* _What is being asked_: Take each line containing "фасада" and report it exactly as written.

* _Supplied information_:
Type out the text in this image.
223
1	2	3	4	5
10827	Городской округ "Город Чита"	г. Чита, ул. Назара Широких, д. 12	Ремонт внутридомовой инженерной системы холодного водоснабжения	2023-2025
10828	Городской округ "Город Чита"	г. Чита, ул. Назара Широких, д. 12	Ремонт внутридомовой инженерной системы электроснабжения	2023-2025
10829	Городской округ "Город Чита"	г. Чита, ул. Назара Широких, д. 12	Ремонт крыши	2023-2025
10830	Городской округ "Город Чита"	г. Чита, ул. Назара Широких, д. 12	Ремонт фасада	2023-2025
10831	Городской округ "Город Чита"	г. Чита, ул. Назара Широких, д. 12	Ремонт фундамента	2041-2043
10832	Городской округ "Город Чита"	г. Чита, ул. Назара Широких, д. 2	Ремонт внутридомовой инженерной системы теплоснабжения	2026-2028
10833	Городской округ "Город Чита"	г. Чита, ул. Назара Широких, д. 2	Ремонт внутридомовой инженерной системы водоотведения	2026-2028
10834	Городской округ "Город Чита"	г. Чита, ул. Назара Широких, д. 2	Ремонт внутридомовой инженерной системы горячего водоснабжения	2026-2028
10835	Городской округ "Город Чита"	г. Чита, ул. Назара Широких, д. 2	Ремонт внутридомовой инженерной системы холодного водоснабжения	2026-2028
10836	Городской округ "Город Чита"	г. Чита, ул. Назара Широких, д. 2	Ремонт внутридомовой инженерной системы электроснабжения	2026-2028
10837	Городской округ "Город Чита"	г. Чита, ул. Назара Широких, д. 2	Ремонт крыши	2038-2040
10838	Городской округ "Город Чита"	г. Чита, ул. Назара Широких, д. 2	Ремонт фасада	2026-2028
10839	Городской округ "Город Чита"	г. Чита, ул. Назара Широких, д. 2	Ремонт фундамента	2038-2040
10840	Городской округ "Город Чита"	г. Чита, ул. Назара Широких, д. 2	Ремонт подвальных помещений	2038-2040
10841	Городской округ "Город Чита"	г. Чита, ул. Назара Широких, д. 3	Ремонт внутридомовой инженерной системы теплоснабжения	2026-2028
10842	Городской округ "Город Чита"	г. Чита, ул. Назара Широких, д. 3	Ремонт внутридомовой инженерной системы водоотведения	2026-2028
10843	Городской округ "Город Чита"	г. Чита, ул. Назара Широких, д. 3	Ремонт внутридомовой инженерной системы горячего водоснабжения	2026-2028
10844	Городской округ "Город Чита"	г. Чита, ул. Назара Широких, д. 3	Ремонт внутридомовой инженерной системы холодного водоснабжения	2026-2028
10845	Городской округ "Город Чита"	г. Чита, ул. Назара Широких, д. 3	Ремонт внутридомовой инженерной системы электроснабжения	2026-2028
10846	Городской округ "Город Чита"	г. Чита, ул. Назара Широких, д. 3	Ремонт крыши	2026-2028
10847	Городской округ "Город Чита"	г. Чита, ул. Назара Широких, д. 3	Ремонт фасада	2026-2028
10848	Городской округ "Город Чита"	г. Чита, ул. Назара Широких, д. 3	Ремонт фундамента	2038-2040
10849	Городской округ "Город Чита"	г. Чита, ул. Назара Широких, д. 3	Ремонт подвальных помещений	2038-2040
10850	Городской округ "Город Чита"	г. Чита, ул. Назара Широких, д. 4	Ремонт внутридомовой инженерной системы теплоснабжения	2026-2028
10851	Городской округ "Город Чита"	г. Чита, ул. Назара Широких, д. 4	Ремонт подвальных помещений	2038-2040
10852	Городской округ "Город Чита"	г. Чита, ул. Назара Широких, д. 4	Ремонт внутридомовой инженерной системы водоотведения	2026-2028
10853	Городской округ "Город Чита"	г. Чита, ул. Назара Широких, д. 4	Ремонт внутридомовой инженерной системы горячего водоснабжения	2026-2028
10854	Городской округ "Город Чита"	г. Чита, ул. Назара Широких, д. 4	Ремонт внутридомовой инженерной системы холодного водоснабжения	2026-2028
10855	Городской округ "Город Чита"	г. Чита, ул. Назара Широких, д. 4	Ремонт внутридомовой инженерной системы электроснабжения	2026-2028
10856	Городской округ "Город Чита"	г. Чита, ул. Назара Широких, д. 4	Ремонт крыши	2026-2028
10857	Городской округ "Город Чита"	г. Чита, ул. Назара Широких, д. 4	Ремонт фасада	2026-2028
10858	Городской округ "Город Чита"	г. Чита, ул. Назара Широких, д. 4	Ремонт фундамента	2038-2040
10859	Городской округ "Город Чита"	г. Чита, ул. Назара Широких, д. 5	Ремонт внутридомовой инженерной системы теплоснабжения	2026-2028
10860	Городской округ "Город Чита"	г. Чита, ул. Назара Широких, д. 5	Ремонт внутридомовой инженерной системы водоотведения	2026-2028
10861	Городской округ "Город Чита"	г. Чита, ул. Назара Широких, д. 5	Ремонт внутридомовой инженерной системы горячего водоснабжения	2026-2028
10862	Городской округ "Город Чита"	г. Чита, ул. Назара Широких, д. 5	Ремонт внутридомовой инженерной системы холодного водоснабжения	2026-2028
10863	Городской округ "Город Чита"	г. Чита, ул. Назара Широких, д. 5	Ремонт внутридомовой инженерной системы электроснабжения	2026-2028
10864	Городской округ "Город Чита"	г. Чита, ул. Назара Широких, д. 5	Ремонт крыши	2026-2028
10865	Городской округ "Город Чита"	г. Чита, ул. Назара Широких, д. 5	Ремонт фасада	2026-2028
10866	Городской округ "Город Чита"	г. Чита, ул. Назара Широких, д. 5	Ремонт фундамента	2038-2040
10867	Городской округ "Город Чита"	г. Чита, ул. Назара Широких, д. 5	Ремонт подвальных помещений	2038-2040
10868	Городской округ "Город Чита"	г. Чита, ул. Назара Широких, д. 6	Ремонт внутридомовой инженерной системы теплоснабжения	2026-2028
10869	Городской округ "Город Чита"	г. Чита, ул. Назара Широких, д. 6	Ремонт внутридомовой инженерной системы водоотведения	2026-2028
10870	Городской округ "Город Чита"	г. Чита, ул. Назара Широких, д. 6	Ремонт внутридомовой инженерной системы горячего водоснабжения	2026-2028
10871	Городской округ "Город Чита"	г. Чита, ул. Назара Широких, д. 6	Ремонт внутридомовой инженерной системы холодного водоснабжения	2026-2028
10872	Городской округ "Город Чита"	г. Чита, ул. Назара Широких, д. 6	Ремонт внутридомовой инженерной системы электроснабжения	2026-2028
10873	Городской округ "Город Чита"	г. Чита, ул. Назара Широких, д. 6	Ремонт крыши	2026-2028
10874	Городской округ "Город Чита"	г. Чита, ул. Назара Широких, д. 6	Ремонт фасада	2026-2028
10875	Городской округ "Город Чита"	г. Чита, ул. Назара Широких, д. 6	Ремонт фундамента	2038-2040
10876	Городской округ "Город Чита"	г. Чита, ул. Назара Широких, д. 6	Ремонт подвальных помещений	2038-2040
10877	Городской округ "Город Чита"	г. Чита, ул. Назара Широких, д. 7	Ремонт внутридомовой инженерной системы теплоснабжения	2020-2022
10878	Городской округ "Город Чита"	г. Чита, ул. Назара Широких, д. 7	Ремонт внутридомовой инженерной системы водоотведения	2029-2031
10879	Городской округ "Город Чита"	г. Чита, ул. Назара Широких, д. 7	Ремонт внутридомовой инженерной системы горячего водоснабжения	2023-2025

---

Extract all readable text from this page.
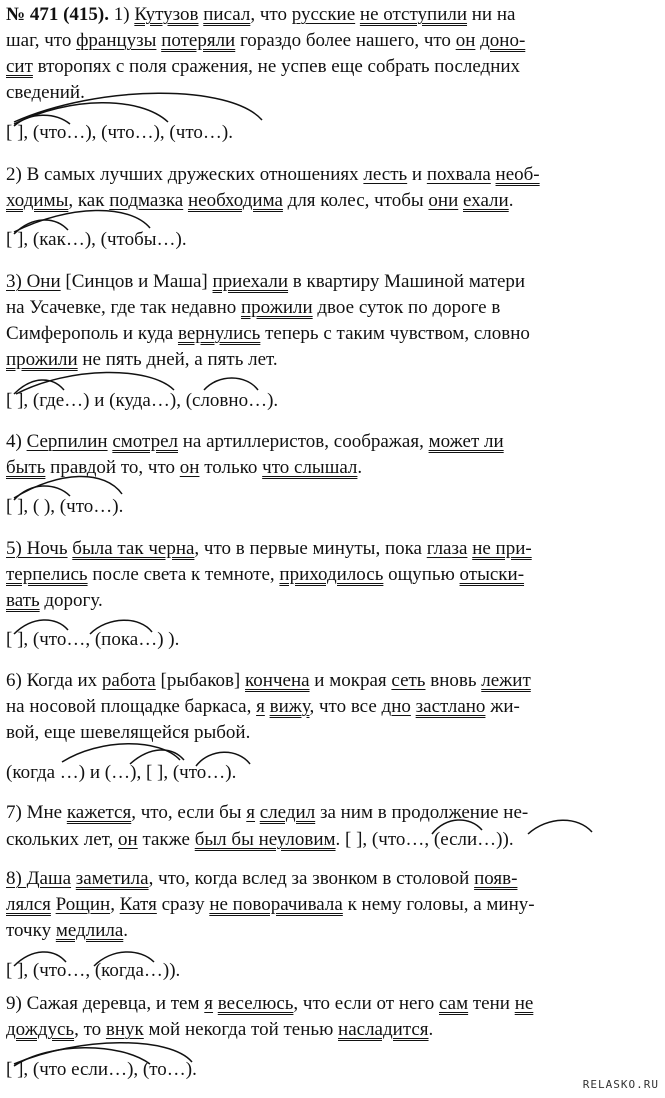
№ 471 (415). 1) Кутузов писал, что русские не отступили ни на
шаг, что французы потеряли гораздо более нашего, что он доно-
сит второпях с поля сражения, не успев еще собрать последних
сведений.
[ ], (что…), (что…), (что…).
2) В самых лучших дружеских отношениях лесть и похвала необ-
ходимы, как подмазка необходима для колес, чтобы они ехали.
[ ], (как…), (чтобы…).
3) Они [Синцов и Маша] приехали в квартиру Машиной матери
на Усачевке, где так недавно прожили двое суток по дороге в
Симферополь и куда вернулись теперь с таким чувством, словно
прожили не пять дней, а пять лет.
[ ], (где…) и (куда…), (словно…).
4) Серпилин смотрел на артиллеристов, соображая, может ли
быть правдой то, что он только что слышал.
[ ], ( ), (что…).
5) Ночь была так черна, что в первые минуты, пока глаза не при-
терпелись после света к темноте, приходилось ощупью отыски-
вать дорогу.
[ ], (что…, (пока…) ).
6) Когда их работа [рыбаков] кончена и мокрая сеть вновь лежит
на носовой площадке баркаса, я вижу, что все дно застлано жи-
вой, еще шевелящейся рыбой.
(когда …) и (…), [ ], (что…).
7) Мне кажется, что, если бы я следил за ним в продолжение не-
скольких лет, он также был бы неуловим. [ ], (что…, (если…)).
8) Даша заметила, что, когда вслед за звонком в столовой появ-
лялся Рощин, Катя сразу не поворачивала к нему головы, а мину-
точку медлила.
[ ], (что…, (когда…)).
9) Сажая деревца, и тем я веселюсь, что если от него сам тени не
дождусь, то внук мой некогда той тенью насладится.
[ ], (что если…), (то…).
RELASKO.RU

* _Full answer_:
10830	Городской округ "Город Чита"	г. Чита, ул. Назара Широких, д. 12	Ремонт фасада	2023-2025
10838	Городской округ "Город Чита"	г. Чита, ул. Назара Широких, д. 2	Ремонт фасада	2026-2028
10847	Городской округ "Город Чита"	г. Чита, ул. Назара Широких, д. 3	Ремонт фасада	2026-2028
10857	Городской округ "Город Чита"	г. Чита, ул. Назара Широких, д. 4	Ремонт фасада	2026-2028
10865	Городской округ "Город Чита"	г. Чита, ул. Назара Широких, д. 5	Ремонт фасада	2026-2028
10874	Городской округ "Город Чита"	г. Чита, ул. Назара Широких, д. 6	Ремонт фасада	2026-2028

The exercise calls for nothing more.